▶
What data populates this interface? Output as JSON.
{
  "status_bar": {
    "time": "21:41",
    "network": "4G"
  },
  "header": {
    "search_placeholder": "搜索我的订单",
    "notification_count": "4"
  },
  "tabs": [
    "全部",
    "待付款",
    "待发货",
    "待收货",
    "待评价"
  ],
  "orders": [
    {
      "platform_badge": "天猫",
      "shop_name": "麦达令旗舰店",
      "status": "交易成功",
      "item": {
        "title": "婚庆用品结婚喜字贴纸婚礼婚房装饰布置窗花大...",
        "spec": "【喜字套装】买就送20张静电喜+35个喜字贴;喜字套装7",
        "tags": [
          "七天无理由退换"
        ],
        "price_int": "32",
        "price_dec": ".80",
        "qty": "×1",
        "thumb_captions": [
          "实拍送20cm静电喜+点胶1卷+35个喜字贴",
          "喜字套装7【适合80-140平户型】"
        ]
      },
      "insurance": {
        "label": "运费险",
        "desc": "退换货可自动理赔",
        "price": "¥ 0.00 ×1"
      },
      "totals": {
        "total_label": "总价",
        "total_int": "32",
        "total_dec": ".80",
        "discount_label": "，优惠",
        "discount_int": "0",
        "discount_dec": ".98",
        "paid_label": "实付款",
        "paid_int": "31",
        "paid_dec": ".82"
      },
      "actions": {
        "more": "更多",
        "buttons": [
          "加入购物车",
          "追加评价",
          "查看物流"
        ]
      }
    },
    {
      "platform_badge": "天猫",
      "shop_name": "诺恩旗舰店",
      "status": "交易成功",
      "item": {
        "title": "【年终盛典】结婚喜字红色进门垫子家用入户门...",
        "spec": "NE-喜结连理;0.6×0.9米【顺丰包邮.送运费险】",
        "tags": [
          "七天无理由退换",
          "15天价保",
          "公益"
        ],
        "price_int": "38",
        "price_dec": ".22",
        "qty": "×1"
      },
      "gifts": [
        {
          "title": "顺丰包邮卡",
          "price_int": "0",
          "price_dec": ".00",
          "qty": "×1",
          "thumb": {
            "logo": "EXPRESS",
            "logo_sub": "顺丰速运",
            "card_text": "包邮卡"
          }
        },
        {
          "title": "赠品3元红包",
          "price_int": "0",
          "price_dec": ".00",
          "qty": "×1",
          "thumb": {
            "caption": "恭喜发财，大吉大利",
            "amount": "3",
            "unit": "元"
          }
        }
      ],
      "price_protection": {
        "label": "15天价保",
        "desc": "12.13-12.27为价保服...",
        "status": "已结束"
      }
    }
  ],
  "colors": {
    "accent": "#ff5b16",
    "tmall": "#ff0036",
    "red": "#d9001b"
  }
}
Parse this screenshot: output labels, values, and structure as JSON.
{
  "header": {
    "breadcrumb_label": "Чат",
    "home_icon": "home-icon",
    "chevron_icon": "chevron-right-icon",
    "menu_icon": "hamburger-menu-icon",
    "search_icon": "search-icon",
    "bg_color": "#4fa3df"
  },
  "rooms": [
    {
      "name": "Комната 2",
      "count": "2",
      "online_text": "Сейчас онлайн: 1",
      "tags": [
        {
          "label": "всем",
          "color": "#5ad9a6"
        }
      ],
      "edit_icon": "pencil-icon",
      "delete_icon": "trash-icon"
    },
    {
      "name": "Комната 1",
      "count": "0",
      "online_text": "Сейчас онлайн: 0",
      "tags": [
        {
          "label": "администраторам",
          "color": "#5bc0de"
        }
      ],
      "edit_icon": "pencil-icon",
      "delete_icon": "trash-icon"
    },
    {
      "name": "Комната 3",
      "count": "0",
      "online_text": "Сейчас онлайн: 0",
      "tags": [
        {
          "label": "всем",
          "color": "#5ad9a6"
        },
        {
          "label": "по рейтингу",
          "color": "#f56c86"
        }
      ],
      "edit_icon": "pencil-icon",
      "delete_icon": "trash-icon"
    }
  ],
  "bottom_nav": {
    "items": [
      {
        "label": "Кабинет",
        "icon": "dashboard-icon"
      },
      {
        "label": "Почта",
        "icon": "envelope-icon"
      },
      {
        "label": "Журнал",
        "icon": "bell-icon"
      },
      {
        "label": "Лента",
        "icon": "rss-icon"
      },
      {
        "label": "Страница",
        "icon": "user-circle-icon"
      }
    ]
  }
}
◀
▶
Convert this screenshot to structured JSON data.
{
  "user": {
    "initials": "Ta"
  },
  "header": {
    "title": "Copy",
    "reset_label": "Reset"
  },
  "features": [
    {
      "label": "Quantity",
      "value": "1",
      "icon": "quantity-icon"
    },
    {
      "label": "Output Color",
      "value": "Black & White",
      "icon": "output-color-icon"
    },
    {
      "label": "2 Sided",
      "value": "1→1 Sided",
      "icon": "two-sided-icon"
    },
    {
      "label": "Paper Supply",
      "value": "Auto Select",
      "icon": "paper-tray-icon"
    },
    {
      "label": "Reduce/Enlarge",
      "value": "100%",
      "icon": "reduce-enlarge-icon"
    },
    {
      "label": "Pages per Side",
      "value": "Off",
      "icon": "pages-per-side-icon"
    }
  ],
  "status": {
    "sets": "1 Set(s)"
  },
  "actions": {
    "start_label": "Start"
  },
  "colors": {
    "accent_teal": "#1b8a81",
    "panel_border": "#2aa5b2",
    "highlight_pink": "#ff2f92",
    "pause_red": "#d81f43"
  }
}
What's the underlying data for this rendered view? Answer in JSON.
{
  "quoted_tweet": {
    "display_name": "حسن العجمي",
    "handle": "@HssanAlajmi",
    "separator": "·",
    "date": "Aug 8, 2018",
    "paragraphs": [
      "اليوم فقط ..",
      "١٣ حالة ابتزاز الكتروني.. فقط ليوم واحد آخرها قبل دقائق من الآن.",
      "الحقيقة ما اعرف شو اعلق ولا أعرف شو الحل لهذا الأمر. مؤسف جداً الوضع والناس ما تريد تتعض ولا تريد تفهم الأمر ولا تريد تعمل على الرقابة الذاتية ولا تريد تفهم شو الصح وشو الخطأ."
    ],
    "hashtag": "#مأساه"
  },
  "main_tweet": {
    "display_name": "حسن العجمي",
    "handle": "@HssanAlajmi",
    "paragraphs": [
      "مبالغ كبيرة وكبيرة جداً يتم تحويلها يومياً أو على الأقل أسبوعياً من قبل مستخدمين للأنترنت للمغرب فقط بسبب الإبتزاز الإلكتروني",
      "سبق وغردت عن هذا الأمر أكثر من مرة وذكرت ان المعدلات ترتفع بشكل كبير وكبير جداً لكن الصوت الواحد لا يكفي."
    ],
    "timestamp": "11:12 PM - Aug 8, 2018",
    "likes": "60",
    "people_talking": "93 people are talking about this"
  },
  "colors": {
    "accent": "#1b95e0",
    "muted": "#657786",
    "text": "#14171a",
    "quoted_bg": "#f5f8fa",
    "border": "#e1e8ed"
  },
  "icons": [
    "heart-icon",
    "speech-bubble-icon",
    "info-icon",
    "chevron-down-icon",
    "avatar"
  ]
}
◀
Exercise brief:
Each line with the string "spec" in it needs to be found and copied.

Exercise solution:
        "spec": "【喜字套装】买就送20张静电喜+35个喜字贴;喜字套装7",
        "spec": "NE-喜结连理;0.6×0.9米【顺丰包邮.送运费险】",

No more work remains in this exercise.